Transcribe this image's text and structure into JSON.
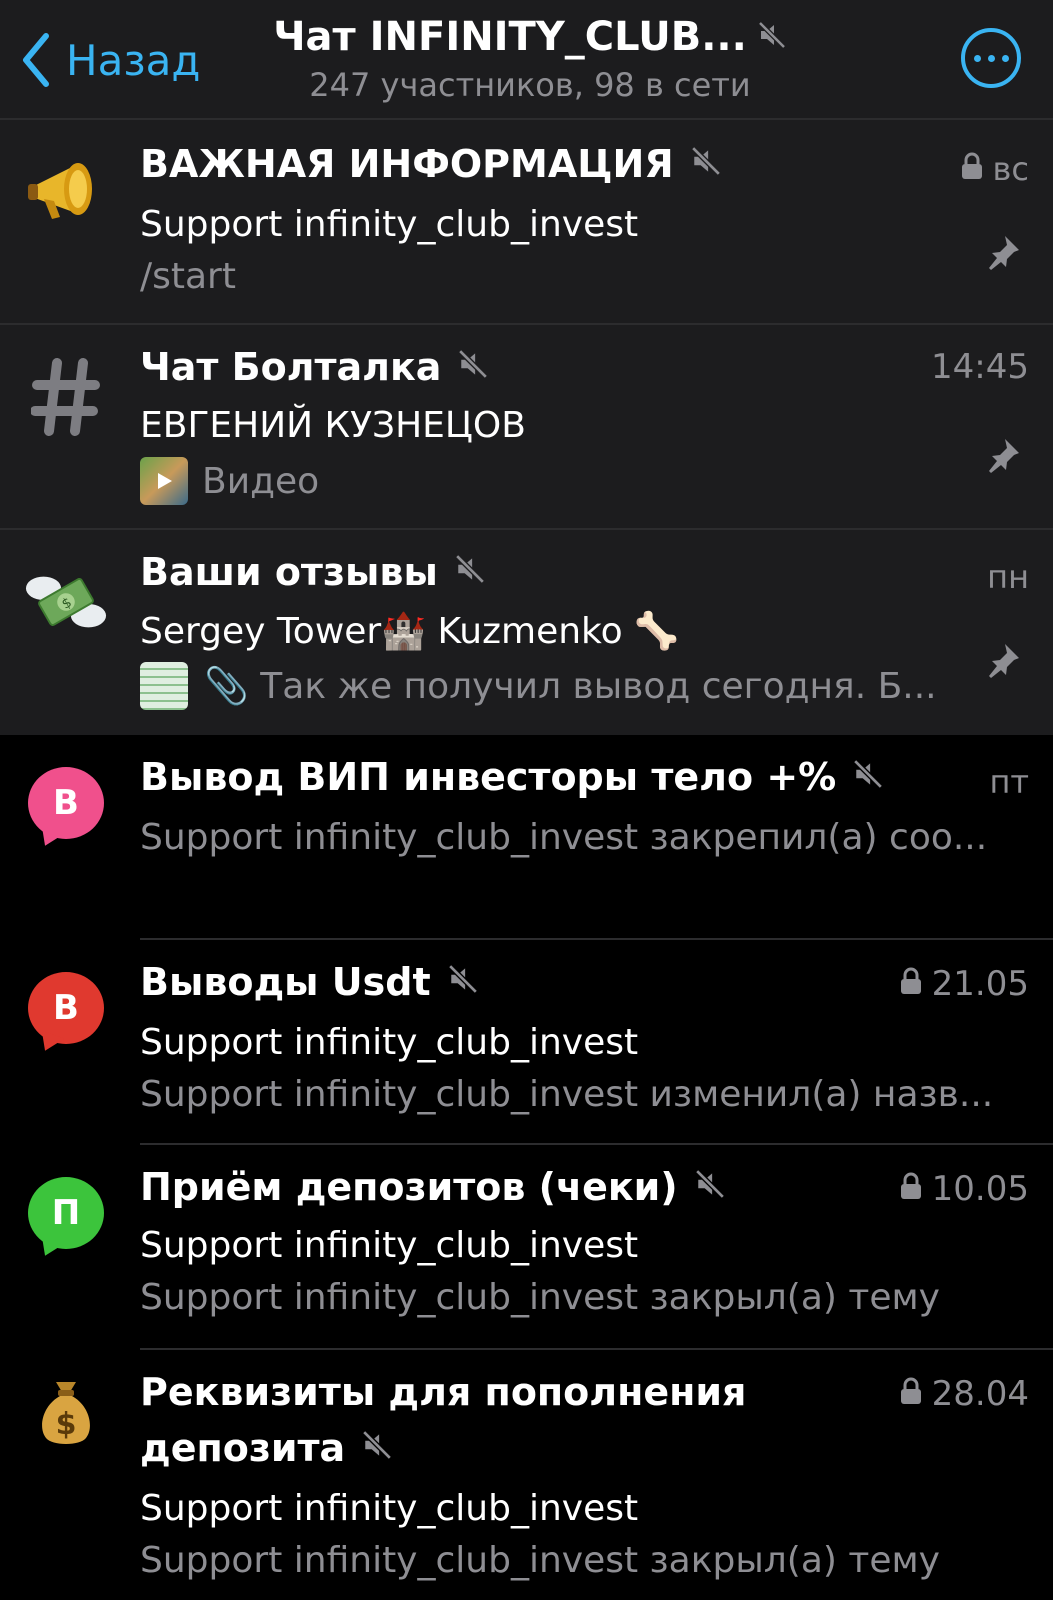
{
  "header": {
    "back_label": "Назад",
    "title": "Чат INFINITY_CLUB...",
    "subtitle": "247 участников, 98 в сети"
  },
  "topics": [
    {
      "title": "ВАЖНАЯ ИНФОРМАЦИЯ",
      "sender": "Support infinity_club_invest",
      "preview": "/start",
      "time": "вс",
      "locked": true,
      "pinned": true,
      "icon": "megaphone-icon"
    },
    {
      "title": "Чат Болталка",
      "sender": "ЕВГЕНИЙ КУЗНЕЦОВ",
      "preview": "Видео",
      "time": "14:45",
      "locked": false,
      "pinned": true,
      "icon": "hash-icon"
    },
    {
      "title": "Ваши отзывы",
      "sender": "Sergey Tower🏰 Kuzmenko 🦴",
      "preview": "📎 Так же получил вывод сегодня. Б...",
      "time": "пн",
      "locked": false,
      "pinned": true,
      "icon": "money-wings-icon"
    },
    {
      "title": "Вывод ВИП инвесторы тело +%",
      "sender": "",
      "preview": "Support infinity_club_invest закрепил(а) соо...",
      "time": "пт",
      "locked": false,
      "pinned": false,
      "icon": "topic-bubble-icon",
      "letter": "В",
      "color": "#f0508c"
    },
    {
      "title": "Выводы Usdt",
      "sender": "Support infinity_club_invest",
      "preview": "Support infinity_club_invest изменил(а) назв...",
      "time": "21.05",
      "locked": true,
      "pinned": false,
      "icon": "topic-bubble-icon",
      "letter": "В",
      "color": "#e0392f"
    },
    {
      "title": "Приём депозитов (чеки)",
      "sender": "Support infinity_club_invest",
      "preview": "Support infinity_club_invest закрыл(а) тему",
      "time": "10.05",
      "locked": true,
      "pinned": false,
      "icon": "topic-bubble-icon",
      "letter": "П",
      "color": "#3cc43c"
    },
    {
      "title": "Реквизиты для пополнения",
      "title2": "депозита",
      "sender": "Support infinity_club_invest",
      "preview": "Support infinity_club_invest закрыл(а) тему",
      "time": "28.04",
      "locked": true,
      "pinned": false,
      "icon": "money-bag-icon"
    }
  ],
  "colors": {
    "accent": "#3ab4f2",
    "pinned_bg": "#1c1c1e",
    "secondary_text": "#8e8e93"
  }
}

PROMPT: From the entries above, extract every line where the word "money" appears.

FINISHED EXERCISE:
      "icon": "money-wings-icon"
      "icon": "money-bag-icon"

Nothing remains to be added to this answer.